### What you are asked to do
Using the records below, please work out how many lines contain "WHERE"; answer with the number alone.

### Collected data
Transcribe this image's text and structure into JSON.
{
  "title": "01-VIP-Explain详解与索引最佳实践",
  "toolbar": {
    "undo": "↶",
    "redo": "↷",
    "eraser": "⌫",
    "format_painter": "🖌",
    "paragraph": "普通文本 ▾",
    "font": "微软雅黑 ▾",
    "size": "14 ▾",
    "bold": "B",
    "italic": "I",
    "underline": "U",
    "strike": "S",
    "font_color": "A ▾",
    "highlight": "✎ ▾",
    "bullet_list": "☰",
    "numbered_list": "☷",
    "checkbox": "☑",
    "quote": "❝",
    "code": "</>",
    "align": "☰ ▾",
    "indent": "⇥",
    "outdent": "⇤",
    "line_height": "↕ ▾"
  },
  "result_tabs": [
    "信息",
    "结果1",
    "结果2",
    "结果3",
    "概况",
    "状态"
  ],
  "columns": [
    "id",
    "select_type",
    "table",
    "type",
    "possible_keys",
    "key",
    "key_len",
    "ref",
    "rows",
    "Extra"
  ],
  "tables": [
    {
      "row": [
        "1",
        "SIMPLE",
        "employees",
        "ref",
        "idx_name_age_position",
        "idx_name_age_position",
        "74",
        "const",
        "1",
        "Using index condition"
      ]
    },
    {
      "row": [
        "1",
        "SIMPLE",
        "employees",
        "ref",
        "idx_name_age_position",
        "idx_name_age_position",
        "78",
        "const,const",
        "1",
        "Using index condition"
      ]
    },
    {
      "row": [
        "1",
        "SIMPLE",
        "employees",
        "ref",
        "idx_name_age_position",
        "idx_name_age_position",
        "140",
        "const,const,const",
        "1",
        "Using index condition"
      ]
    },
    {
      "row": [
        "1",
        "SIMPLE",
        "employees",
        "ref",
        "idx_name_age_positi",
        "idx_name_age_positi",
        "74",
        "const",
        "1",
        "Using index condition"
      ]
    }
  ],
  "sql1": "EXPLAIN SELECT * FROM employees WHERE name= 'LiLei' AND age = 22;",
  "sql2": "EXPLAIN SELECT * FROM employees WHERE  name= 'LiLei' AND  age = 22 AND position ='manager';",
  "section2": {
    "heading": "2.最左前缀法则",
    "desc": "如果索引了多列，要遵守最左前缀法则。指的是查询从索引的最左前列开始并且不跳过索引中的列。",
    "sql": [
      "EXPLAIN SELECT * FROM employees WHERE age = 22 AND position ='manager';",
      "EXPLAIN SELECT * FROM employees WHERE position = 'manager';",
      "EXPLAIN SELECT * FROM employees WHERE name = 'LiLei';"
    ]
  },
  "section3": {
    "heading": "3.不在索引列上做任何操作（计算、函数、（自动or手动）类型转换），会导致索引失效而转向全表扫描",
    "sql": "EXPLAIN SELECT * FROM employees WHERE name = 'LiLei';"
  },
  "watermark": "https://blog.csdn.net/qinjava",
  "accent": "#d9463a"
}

### Answer to the task
6